- _What you need to do_
Can you echo every row from the first one through the row containing "new-folder-button[interactable] [180,15,247,48]", both included, with no changes?

- _Records_
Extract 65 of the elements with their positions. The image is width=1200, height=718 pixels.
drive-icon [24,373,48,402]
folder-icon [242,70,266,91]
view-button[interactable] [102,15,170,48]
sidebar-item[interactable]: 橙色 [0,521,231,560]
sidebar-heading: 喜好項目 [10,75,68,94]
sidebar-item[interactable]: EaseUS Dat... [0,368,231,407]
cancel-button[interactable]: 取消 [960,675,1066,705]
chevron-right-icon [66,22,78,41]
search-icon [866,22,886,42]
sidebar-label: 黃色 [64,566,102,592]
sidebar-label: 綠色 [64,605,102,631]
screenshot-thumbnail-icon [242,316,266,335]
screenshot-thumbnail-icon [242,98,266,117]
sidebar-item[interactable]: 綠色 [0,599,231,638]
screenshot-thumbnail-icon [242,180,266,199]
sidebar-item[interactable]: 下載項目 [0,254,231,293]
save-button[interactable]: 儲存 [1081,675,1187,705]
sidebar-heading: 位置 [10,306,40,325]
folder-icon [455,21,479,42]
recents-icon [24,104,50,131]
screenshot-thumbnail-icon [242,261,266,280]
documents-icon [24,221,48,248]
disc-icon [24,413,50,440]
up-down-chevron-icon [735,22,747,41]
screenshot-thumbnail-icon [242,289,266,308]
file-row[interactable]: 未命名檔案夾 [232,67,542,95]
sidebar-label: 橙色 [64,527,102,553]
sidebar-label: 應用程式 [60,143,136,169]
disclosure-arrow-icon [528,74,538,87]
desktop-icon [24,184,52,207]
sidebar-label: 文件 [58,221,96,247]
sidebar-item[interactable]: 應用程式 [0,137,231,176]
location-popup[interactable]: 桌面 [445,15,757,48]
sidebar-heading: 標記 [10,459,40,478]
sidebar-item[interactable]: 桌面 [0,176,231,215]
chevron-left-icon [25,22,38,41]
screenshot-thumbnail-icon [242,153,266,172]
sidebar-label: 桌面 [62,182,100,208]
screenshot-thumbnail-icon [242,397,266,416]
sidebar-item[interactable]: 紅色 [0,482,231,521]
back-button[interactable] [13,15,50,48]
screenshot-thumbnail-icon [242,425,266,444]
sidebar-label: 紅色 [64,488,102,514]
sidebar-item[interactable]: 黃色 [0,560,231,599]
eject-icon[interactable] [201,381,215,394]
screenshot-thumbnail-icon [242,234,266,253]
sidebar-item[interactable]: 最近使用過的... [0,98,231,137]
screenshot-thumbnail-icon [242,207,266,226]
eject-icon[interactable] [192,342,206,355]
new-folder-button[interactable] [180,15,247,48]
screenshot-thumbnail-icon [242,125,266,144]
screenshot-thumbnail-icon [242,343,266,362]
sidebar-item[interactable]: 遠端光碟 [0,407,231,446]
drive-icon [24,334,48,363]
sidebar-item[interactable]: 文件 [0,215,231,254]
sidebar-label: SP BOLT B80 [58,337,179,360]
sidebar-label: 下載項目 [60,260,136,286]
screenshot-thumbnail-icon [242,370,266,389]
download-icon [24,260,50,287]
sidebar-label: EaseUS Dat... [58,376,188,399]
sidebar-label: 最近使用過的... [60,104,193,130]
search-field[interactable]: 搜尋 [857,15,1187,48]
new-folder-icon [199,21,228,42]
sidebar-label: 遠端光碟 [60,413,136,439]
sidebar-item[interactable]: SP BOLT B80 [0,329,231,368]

- _Result_
Extract 65 of the elements with their positions. The image is width=1200, height=718 pixels.
drive-icon [24,373,48,402]
folder-icon [242,70,266,91]
view-button[interactable] [102,15,170,48]
sidebar-item[interactable]: 橙色 [0,521,231,560]
sidebar-heading: 喜好項目 [10,75,68,94]
sidebar-item[interactable]: EaseUS Dat... [0,368,231,407]
cancel-button[interactable]: 取消 [960,675,1066,705]
chevron-right-icon [66,22,78,41]
search-icon [866,22,886,42]
sidebar-label: 黃色 [64,566,102,592]
sidebar-label: 綠色 [64,605,102,631]
screenshot-thumbnail-icon [242,316,266,335]
screenshot-thumbnail-icon [242,98,266,117]
sidebar-item[interactable]: 綠色 [0,599,231,638]
screenshot-thumbnail-icon [242,180,266,199]
sidebar-item[interactable]: 下載項目 [0,254,231,293]
save-button[interactable]: 儲存 [1081,675,1187,705]
sidebar-heading: 位置 [10,306,40,325]
folder-icon [455,21,479,42]
recents-icon [24,104,50,131]
screenshot-thumbnail-icon [242,261,266,280]
documents-icon [24,221,48,248]
disc-icon [24,413,50,440]
up-down-chevron-icon [735,22,747,41]
screenshot-thumbnail-icon [242,289,266,308]
file-row[interactable]: 未命名檔案夾 [232,67,542,95]
sidebar-label: 橙色 [64,527,102,553]
sidebar-label: 應用程式 [60,143,136,169]
disclosure-arrow-icon [528,74,538,87]
desktop-icon [24,184,52,207]
sidebar-label: 文件 [58,221,96,247]
sidebar-item[interactable]: 應用程式 [0,137,231,176]
location-popup[interactable]: 桌面 [445,15,757,48]
sidebar-heading: 標記 [10,459,40,478]
sidebar-item[interactable]: 桌面 [0,176,231,215]
chevron-left-icon [25,22,38,41]
screenshot-thumbnail-icon [242,153,266,172]
sidebar-label: 桌面 [62,182,100,208]
screenshot-thumbnail-icon [242,397,266,416]
sidebar-item[interactable]: 紅色 [0,482,231,521]
back-button[interactable] [13,15,50,48]
screenshot-thumbnail-icon [242,425,266,444]
sidebar-label: 紅色 [64,488,102,514]
sidebar-item[interactable]: 黃色 [0,560,231,599]
eject-icon[interactable] [201,381,215,394]
screenshot-thumbnail-icon [242,234,266,253]
sidebar-item[interactable]: 最近使用過的... [0,98,231,137]
screenshot-thumbnail-icon [242,207,266,226]
eject-icon[interactable] [192,342,206,355]
new-folder-button[interactable] [180,15,247,48]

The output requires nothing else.